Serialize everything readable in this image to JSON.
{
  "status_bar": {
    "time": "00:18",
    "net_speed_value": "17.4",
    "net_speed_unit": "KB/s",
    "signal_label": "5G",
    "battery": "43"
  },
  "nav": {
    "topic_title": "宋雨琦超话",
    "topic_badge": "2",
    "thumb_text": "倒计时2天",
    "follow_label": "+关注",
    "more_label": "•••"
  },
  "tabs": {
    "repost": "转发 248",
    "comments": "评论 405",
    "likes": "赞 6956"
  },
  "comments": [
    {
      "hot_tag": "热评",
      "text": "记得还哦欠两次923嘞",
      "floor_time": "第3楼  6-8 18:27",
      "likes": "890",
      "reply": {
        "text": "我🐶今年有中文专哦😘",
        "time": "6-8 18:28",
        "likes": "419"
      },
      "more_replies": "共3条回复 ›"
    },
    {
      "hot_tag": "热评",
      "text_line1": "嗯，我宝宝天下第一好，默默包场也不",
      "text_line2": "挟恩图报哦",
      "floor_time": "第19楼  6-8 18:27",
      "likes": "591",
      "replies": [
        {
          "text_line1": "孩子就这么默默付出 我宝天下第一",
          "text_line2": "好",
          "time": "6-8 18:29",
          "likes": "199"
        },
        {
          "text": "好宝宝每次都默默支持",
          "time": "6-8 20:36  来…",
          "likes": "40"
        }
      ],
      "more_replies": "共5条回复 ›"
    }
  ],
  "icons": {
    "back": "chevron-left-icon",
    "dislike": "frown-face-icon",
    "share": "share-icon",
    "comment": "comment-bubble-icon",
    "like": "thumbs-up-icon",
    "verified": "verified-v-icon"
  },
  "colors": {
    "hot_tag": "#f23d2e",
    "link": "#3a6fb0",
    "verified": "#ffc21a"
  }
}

========================================================================

**WHAT YOU NEED TO DO:** Return the entries above exactly as they appear.

**SOLVED PROBLEM:**
Serialize everything readable in this image to JSON.
{
  "status_bar": {
    "time": "00:18",
    "net_speed_value": "17.4",
    "net_speed_unit": "KB/s",
    "signal_label": "5G",
    "battery": "43"
  },
  "nav": {
    "topic_title": "宋雨琦超话",
    "topic_badge": "2",
    "thumb_text": "倒计时2天",
    "follow_label": "+关注",
    "more_label": "•••"
  },
  "tabs": {
    "repost": "转发 248",
    "comments": "评论 405",
    "likes": "赞 6956"
  },
  "comments": [
    {
      "hot_tag": "热评",
      "text": "记得还哦欠两次923嘞",
      "floor_time": "第3楼  6-8 18:27",
      "likes": "890",
      "reply": {
        "text": "我🐶今年有中文专哦😘",
        "time": "6-8 18:28",
        "likes": "419"
      },
      "more_replies": "共3条回复 ›"
    },
    {
      "hot_tag": "热评",
      "text_line1": "嗯，我宝宝天下第一好，默默包场也不",
      "text_line2": "挟恩图报哦",
      "floor_time": "第19楼  6-8 18:27",
      "likes": "591",
      "replies": [
        {
          "text_line1": "孩子就这么默默付出 我宝天下第一",
          "text_line2": "好",
          "time": "6-8 18:29",
          "likes": "199"
        },
        {
          "text": "好宝宝每次都默默支持",
          "time": "6-8 20:36  来…",
          "likes": "40"
        }
      ],
      "more_replies": "共5条回复 ›"
    }
  ],
  "icons": {
    "back": "chevron-left-icon",
    "dislike": "frown-face-icon",
    "share": "share-icon",
    "comment": "comment-bubble-icon",
    "like": "thumbs-up-icon",
    "verified": "verified-v-icon"
  },
  "colors": {
    "hot_tag": "#f23d2e",
    "link": "#3a6fb0",
    "verified": "#ffc21a"
  }
}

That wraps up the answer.